* BEGIN *
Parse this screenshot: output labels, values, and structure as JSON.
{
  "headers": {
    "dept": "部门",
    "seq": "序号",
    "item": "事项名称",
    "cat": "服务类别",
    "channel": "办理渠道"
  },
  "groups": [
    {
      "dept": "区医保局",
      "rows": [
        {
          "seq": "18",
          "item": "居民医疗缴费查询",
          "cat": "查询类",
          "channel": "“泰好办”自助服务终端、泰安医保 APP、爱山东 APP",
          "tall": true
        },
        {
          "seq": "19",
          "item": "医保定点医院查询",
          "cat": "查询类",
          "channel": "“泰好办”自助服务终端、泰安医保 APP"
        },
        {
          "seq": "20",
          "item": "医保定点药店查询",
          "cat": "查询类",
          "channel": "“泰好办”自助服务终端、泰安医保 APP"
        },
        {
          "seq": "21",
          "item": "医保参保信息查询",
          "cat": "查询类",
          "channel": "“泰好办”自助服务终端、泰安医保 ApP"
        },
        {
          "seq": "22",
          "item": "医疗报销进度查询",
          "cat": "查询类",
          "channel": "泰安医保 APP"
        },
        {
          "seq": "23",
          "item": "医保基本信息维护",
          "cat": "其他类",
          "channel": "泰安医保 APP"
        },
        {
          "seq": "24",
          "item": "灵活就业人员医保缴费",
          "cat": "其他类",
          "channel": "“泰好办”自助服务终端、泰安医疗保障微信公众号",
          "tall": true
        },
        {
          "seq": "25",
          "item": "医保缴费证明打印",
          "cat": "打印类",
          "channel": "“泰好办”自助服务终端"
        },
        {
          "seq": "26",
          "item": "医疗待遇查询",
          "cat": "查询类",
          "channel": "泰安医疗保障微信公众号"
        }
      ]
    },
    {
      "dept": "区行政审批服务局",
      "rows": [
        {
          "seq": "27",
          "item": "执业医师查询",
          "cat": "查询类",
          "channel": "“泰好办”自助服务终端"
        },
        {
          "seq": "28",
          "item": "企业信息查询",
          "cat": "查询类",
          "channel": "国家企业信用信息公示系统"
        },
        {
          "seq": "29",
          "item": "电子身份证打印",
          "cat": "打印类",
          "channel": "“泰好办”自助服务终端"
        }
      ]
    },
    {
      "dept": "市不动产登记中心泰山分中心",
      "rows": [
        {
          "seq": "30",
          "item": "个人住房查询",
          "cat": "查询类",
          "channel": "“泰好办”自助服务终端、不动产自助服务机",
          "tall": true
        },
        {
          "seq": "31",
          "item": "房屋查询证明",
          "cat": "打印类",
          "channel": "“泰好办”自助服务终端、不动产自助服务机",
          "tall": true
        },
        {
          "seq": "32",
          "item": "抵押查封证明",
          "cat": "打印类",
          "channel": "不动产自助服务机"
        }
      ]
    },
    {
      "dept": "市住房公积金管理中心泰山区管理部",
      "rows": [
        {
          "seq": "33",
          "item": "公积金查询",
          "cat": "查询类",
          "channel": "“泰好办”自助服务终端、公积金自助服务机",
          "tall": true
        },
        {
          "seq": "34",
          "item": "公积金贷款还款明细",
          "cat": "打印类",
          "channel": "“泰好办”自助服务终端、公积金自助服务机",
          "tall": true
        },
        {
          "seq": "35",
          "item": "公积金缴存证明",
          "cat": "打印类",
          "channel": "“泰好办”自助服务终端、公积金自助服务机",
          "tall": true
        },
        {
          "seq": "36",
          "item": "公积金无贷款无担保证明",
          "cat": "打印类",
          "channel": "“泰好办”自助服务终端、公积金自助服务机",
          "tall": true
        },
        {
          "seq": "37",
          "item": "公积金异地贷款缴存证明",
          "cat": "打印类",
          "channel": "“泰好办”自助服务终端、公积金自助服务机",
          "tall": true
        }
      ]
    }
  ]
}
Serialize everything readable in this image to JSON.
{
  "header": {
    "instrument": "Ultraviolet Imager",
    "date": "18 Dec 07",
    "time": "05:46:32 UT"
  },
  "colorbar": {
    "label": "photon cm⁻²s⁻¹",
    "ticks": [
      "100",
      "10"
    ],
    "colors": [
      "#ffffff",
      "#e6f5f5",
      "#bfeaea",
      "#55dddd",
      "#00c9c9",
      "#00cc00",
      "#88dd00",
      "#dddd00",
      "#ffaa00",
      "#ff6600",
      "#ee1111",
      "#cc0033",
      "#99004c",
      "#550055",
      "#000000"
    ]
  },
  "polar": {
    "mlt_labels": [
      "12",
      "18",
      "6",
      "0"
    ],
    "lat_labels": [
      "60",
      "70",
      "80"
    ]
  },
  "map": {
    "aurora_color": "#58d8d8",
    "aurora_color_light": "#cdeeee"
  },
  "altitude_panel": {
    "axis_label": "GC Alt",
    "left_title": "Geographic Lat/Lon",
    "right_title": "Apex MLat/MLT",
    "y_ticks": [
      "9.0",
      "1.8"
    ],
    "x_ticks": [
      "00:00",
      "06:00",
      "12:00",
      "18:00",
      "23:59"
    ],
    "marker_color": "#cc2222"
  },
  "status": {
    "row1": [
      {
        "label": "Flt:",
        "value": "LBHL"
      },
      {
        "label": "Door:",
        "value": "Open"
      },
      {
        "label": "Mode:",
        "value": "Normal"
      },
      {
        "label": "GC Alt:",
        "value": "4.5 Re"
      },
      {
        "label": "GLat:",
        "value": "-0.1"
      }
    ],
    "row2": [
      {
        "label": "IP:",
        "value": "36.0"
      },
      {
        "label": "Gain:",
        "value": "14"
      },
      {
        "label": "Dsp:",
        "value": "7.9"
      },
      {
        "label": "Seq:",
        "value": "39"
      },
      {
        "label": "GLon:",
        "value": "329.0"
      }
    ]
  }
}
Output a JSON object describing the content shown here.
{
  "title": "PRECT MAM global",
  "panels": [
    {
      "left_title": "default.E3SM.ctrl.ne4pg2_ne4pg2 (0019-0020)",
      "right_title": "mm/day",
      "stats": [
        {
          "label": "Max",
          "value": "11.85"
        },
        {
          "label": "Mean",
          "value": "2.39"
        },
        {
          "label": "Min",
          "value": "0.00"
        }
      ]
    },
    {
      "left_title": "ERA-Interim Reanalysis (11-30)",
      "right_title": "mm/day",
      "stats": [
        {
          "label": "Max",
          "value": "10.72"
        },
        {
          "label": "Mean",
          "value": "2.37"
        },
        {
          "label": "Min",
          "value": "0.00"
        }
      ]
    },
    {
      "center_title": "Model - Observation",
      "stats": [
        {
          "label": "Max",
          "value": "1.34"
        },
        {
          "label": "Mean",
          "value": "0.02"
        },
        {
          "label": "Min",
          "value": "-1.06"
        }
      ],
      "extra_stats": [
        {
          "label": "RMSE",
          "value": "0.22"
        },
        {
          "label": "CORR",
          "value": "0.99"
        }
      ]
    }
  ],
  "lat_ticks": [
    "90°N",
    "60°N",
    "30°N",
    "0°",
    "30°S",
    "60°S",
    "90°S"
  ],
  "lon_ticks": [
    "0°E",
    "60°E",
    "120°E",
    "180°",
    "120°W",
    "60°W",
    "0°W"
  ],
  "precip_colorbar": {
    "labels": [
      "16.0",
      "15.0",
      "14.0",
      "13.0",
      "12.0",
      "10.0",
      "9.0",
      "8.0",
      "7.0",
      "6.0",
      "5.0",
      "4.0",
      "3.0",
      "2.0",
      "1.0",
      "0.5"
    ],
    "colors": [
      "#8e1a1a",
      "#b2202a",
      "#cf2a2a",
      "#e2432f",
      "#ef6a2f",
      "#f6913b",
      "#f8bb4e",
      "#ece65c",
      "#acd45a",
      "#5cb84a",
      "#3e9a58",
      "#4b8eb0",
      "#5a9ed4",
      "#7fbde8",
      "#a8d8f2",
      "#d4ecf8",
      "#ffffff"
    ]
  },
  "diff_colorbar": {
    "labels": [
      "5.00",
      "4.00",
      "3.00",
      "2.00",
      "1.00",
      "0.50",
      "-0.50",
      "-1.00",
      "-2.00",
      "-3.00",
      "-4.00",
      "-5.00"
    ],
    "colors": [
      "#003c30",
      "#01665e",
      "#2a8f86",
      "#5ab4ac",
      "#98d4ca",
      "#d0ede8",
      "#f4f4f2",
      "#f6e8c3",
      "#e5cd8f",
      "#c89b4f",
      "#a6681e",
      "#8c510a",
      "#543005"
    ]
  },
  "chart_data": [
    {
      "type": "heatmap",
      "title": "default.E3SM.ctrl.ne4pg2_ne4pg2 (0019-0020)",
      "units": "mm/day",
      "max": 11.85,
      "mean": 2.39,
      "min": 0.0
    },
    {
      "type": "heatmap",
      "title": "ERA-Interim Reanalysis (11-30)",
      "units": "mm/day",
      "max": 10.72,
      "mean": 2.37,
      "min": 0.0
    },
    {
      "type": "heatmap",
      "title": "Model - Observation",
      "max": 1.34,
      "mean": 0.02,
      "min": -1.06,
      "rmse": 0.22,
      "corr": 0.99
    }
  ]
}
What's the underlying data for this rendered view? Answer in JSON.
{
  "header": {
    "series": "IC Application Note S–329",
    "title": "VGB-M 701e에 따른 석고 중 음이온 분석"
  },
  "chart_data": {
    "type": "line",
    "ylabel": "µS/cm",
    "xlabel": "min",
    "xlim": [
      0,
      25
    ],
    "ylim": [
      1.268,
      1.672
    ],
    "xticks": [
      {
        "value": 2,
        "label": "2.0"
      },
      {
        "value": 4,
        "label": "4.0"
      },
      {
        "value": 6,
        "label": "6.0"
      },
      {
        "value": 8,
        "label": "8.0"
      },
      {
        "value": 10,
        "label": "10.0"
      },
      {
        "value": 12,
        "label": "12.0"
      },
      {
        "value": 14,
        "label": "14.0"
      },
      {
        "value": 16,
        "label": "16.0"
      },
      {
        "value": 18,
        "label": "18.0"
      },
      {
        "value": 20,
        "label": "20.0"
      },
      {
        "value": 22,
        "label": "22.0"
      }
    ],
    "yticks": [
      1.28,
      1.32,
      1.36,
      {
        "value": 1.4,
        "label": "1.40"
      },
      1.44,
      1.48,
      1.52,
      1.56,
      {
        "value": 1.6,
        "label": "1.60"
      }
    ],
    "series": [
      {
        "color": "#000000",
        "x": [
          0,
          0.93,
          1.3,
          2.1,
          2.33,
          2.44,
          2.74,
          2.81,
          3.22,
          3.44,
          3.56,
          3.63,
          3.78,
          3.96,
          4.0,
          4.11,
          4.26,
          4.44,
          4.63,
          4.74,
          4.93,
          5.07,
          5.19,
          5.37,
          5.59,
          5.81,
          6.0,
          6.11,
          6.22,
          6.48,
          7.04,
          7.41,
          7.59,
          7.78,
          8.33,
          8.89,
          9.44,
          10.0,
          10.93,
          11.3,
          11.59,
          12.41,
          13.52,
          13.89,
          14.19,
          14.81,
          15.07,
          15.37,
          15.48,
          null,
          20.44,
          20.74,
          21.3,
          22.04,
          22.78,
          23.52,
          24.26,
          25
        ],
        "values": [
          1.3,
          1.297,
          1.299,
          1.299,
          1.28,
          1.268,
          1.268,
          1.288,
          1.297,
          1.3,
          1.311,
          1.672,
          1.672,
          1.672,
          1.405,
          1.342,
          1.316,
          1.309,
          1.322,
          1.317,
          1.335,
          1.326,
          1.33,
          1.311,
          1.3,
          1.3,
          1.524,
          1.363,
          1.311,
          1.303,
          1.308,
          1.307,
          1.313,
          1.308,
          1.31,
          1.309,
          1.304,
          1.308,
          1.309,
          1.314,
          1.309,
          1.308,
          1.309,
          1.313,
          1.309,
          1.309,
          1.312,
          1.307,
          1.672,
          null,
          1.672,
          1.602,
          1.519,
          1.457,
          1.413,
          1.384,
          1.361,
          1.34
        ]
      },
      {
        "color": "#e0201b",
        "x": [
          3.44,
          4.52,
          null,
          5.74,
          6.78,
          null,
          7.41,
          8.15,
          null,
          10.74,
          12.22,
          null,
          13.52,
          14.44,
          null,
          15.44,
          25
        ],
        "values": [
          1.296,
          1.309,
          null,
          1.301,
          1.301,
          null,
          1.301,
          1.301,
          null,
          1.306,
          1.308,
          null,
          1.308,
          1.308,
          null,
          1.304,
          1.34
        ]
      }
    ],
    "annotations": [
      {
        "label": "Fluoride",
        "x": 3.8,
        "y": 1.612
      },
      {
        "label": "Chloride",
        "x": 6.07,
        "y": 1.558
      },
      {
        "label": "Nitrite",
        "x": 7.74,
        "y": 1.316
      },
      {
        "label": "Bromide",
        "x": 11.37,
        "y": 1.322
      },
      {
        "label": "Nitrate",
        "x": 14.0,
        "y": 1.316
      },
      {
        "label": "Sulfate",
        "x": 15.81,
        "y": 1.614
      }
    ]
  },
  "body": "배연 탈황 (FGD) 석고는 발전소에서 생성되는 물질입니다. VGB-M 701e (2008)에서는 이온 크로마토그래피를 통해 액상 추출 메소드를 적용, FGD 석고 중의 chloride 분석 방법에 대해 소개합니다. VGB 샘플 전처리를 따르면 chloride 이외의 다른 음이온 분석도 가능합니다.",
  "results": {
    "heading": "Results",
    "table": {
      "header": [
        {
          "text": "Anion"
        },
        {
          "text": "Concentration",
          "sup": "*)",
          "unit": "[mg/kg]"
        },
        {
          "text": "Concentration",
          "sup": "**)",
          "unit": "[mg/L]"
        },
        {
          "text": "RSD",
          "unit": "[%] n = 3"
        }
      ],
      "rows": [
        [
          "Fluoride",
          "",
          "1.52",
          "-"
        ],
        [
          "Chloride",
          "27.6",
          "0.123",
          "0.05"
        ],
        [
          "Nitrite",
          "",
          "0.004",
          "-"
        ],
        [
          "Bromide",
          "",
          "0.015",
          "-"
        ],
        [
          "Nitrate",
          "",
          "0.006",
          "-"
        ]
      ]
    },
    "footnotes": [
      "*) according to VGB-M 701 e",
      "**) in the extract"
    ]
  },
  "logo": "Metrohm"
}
* END *
**Short problem**
Count the lines in which the string "JSON" appears, then report only that figure.

**Answer in full**
4